Items from a document page collection:

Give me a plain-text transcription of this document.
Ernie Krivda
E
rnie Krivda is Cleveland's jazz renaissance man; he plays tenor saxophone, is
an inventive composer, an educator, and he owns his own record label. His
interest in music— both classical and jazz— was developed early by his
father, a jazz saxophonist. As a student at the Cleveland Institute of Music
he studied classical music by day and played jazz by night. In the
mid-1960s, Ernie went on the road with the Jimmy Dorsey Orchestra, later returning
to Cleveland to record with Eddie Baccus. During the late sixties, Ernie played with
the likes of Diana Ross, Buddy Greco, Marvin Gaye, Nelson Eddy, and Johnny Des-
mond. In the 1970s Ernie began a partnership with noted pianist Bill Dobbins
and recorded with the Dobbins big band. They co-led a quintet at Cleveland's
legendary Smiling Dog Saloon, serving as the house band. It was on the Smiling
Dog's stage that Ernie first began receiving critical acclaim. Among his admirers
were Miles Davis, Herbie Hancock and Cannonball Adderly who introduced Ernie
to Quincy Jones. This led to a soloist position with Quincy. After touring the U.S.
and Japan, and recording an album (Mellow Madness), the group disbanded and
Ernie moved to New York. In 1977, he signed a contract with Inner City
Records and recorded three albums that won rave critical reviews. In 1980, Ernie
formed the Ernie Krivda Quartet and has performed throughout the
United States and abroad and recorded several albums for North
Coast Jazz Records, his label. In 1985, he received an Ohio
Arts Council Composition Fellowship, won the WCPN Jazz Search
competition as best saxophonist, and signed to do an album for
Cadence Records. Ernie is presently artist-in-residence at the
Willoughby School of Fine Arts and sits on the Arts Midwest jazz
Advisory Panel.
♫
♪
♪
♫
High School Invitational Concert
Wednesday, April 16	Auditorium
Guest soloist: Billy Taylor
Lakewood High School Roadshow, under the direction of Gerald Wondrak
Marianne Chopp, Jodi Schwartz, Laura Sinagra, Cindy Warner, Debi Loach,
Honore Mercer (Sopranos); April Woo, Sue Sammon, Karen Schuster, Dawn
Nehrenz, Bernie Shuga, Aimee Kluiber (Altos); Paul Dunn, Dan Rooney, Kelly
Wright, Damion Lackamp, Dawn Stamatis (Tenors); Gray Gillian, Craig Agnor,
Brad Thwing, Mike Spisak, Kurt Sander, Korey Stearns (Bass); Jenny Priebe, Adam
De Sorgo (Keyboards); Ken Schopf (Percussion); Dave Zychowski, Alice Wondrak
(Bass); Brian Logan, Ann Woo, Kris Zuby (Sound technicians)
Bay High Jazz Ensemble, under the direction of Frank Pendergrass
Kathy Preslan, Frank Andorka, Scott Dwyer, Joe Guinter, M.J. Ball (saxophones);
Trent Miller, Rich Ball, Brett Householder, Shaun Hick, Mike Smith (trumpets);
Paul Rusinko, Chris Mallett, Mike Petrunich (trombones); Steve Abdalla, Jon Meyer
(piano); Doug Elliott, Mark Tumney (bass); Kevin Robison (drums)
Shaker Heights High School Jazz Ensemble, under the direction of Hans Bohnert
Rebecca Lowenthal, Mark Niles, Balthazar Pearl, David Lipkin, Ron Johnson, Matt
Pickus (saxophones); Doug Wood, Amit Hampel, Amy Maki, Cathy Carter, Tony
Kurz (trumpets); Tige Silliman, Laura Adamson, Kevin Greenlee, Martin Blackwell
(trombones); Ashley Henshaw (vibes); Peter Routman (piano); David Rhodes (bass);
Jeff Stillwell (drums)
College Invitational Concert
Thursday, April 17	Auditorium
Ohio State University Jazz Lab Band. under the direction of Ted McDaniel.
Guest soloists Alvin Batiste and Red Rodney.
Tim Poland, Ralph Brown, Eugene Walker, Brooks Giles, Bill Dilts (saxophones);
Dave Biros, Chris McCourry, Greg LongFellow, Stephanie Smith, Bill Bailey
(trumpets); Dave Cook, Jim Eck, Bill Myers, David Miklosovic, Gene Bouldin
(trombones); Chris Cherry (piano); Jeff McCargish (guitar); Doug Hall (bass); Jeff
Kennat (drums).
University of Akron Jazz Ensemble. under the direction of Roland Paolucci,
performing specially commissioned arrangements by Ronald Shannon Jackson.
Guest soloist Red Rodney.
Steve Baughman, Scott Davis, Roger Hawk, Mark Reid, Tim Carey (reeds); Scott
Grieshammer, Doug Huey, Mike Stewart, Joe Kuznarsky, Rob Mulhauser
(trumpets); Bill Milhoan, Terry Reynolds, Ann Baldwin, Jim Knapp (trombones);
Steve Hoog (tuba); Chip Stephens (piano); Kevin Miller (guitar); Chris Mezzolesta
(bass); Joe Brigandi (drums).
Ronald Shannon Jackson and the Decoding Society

TASK BRIEF: Filter the entries and copy each line with "trombones".

RESPONSE TO THIS EXERCISE:
Paul Rusinko, Chris Mallett, Mike Petrunich (trombones); Steve Abdalla, Jon Meyer
(trombones); Ashley Henshaw (vibes); Peter Routman (piano); David Rhodes (bass);
(trombones); Chris Cherry (piano); Jeff McCargish (guitar); Doug Hall (bass); Jeff
(trumpets); Bill Milhoan, Terry Reynolds, Ann Baldwin, Jim Knapp (trombones);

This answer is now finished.